Request =
Show every line that has the string "ellipticity" in it.

—————

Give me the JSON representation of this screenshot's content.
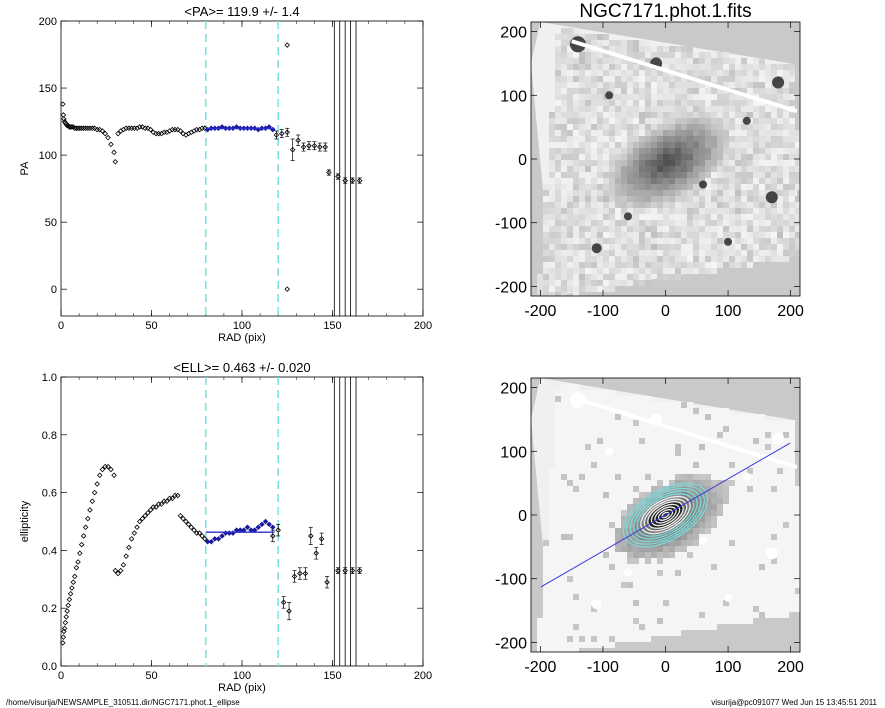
{
  "footer": {
    "path": "/home/visurija/NEWSAMPLE_310511.dir/NGC7171.phot.1_ellipse",
    "user_date": "visurija@pc091077  Wed Jun 15 13:45:51 2011"
  },
  "colors": {
    "data": "#000000",
    "fit_region": "#1a1aa0",
    "mean_line": "#2b2bcf",
    "limit_lines": "#7fe3e3",
    "ellipse_contours": "#7fd8d8",
    "major_axis": "#3a3adb"
  },
  "chart_data": [
    {
      "type": "scatter",
      "title": "<PA>= 119.9 +/-   1.4",
      "xlabel": "RAD (pix)",
      "ylabel": "PA",
      "xlim": [
        0,
        200
      ],
      "ylim": [
        -20,
        200
      ],
      "xticks": [
        "0",
        "50",
        "100",
        "150",
        "200"
      ],
      "yticks": [
        "0",
        "50",
        "100",
        "150",
        "200"
      ],
      "xtick_values": [
        0,
        50,
        100,
        150,
        200
      ],
      "ytick_values": [
        0,
        50,
        100,
        150,
        200
      ],
      "mean": 119.9,
      "mean_range": [
        80,
        118
      ],
      "limit_lines_x": [
        80,
        120
      ],
      "vertical_lines_x": [
        151,
        154,
        157,
        160,
        163
      ],
      "series": [
        {
          "style": "black",
          "x": [
            1,
            1.3,
            1.6,
            2,
            2.4,
            2.9,
            3.4,
            4,
            4.6,
            5.3,
            6,
            6.8,
            7.6,
            8.5,
            9.4,
            10.4,
            11.4,
            12.5,
            13.6,
            14.8,
            16,
            17.3,
            18.6,
            20,
            21.4,
            22.9,
            24.4,
            26,
            27.6,
            29.3,
            30,
            31.5,
            33,
            34.5,
            36,
            37.5,
            39,
            40.5,
            42,
            43.5,
            45,
            46.5,
            48,
            49.5,
            51,
            52.5,
            54,
            55.5,
            57,
            58.5,
            60,
            61.5,
            63,
            64.5,
            66,
            67.5,
            69,
            70.5,
            72,
            73.5,
            75,
            76.5,
            78,
            79.5
          ],
          "y": [
            138,
            130,
            127,
            125,
            124,
            123,
            122,
            122,
            121,
            121,
            121,
            121,
            120,
            120,
            120,
            120,
            120,
            120,
            120,
            120,
            120,
            120,
            120,
            119,
            119,
            118,
            116,
            113,
            108,
            102,
            95,
            116,
            118,
            119,
            120,
            120,
            120,
            120,
            120,
            121,
            121,
            120,
            120,
            119,
            117,
            116,
            116,
            116,
            117,
            117,
            118,
            119,
            119,
            119,
            118,
            116,
            115,
            116,
            117,
            118,
            119,
            119,
            120,
            120
          ]
        },
        {
          "style": "blue",
          "x": [
            81,
            83,
            85,
            87,
            89,
            91,
            93,
            95,
            97,
            99,
            101,
            103,
            105,
            107,
            109,
            111,
            113,
            115,
            117
          ],
          "y": [
            119,
            120,
            120,
            120,
            121,
            120,
            120,
            120,
            121,
            120,
            120,
            120,
            120,
            120,
            119,
            120,
            120,
            121,
            119
          ]
        },
        {
          "style": "errorbar",
          "x": [
            119,
            122,
            125,
            128,
            131,
            134,
            137,
            140,
            143,
            146,
            148,
            153,
            157,
            161,
            165
          ],
          "y": [
            115,
            116,
            117,
            104,
            111,
            106,
            107,
            107,
            106,
            106,
            87,
            84,
            81,
            81,
            81
          ],
          "err": [
            3,
            3,
            3,
            8,
            4,
            3,
            3,
            3,
            3,
            3,
            2,
            2,
            2,
            2,
            2
          ]
        },
        {
          "style": "outlier",
          "x": [
            125,
            125
          ],
          "y": [
            182,
            0
          ]
        }
      ]
    },
    {
      "type": "scatter",
      "title": "<ELL>= 0.463 +/-  0.020",
      "xlabel": "RAD (pix)",
      "ylabel": "ellipticity",
      "xlim": [
        0,
        200
      ],
      "ylim": [
        0.0,
        1.0
      ],
      "xticks": [
        "0",
        "50",
        "100",
        "150",
        "200"
      ],
      "yticks": [
        "0.0",
        "0.2",
        "0.4",
        "0.6",
        "0.8",
        "1.0"
      ],
      "xtick_values": [
        0,
        50,
        100,
        150,
        200
      ],
      "ytick_values": [
        0.0,
        0.2,
        0.4,
        0.6,
        0.8,
        1.0
      ],
      "mean": 0.463,
      "mean_range": [
        80,
        118
      ],
      "limit_lines_x": [
        80,
        120
      ],
      "vertical_lines_x": [
        151,
        154,
        157,
        160,
        163
      ],
      "series": [
        {
          "style": "black",
          "x": [
            1,
            1.3,
            1.6,
            2,
            2.4,
            2.9,
            3.4,
            4,
            4.6,
            5.3,
            6,
            6.8,
            7.6,
            8.5,
            9.4,
            10.4,
            11.4,
            12.5,
            13.6,
            14.8,
            16,
            17.3,
            18.6,
            20,
            21.4,
            22.9,
            24.4,
            26,
            27.6,
            29.3,
            30,
            31.5,
            33,
            34.5,
            36,
            37.5,
            39,
            40.5,
            42,
            43.5,
            45,
            46.5,
            48,
            49.5,
            51,
            52.5,
            54,
            55.5,
            57,
            58.5,
            60,
            61.5,
            63,
            64.5,
            66,
            67.5,
            69,
            70.5,
            72,
            73.5,
            75,
            76.5,
            78,
            79.5
          ],
          "y": [
            0.08,
            0.1,
            0.12,
            0.13,
            0.15,
            0.17,
            0.19,
            0.21,
            0.23,
            0.25,
            0.27,
            0.29,
            0.31,
            0.34,
            0.36,
            0.39,
            0.42,
            0.45,
            0.48,
            0.51,
            0.54,
            0.57,
            0.6,
            0.63,
            0.66,
            0.68,
            0.69,
            0.69,
            0.68,
            0.66,
            0.33,
            0.32,
            0.33,
            0.35,
            0.38,
            0.41,
            0.44,
            0.46,
            0.48,
            0.5,
            0.51,
            0.52,
            0.53,
            0.54,
            0.55,
            0.55,
            0.56,
            0.56,
            0.57,
            0.57,
            0.58,
            0.58,
            0.59,
            0.59,
            0.52,
            0.51,
            0.5,
            0.49,
            0.48,
            0.47,
            0.46,
            0.46,
            0.45,
            0.44
          ]
        },
        {
          "style": "blue",
          "x": [
            81,
            83,
            85,
            87,
            89,
            91,
            93,
            95,
            97,
            99,
            101,
            103,
            105,
            107,
            109,
            111,
            113,
            115,
            117
          ],
          "y": [
            0.43,
            0.43,
            0.44,
            0.44,
            0.45,
            0.46,
            0.46,
            0.46,
            0.47,
            0.47,
            0.47,
            0.48,
            0.47,
            0.47,
            0.48,
            0.49,
            0.5,
            0.49,
            0.48
          ]
        },
        {
          "style": "errorbar",
          "x": [
            117,
            120,
            123,
            126,
            129,
            132,
            135,
            138,
            141,
            144,
            147,
            153,
            157,
            161,
            165
          ],
          "y": [
            0.45,
            0.47,
            0.22,
            0.19,
            0.31,
            0.32,
            0.32,
            0.45,
            0.39,
            0.44,
            0.29,
            0.33,
            0.33,
            0.33,
            0.33
          ],
          "err": [
            0.02,
            0.02,
            0.02,
            0.03,
            0.02,
            0.02,
            0.02,
            0.03,
            0.02,
            0.02,
            0.02,
            0.01,
            0.01,
            0.01,
            0.01
          ]
        }
      ]
    },
    {
      "type": "heatmap",
      "title": "NGC7171.phot.1.fits",
      "xlabel": "",
      "ylabel": "",
      "xlim": [
        -215,
        215
      ],
      "ylim": [
        -215,
        215
      ],
      "xticks": [
        "-200",
        "-100",
        "0",
        "100",
        "200"
      ],
      "yticks": [
        "-200",
        "-100",
        "0",
        "100",
        "200"
      ],
      "xtick_values": [
        -200,
        -100,
        0,
        100,
        200
      ],
      "ytick_values": [
        -200,
        -100,
        0,
        100,
        200
      ]
    },
    {
      "type": "heatmap",
      "title": "",
      "xlabel": "",
      "ylabel": "",
      "xlim": [
        -215,
        215
      ],
      "ylim": [
        -215,
        215
      ],
      "xticks": [
        "-200",
        "-100",
        "0",
        "100",
        "200"
      ],
      "yticks": [
        "-200",
        "-100",
        "0",
        "100",
        "200"
      ],
      "xtick_values": [
        -200,
        -100,
        0,
        100,
        200
      ],
      "ytick_values": [
        -200,
        -100,
        0,
        100,
        200
      ],
      "position_angle": 119.9,
      "ellipticity": 0.463
    }
  ]
}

—————

Expected answer =
      "ylabel": "ellipticity",
      "ellipticity": 0.463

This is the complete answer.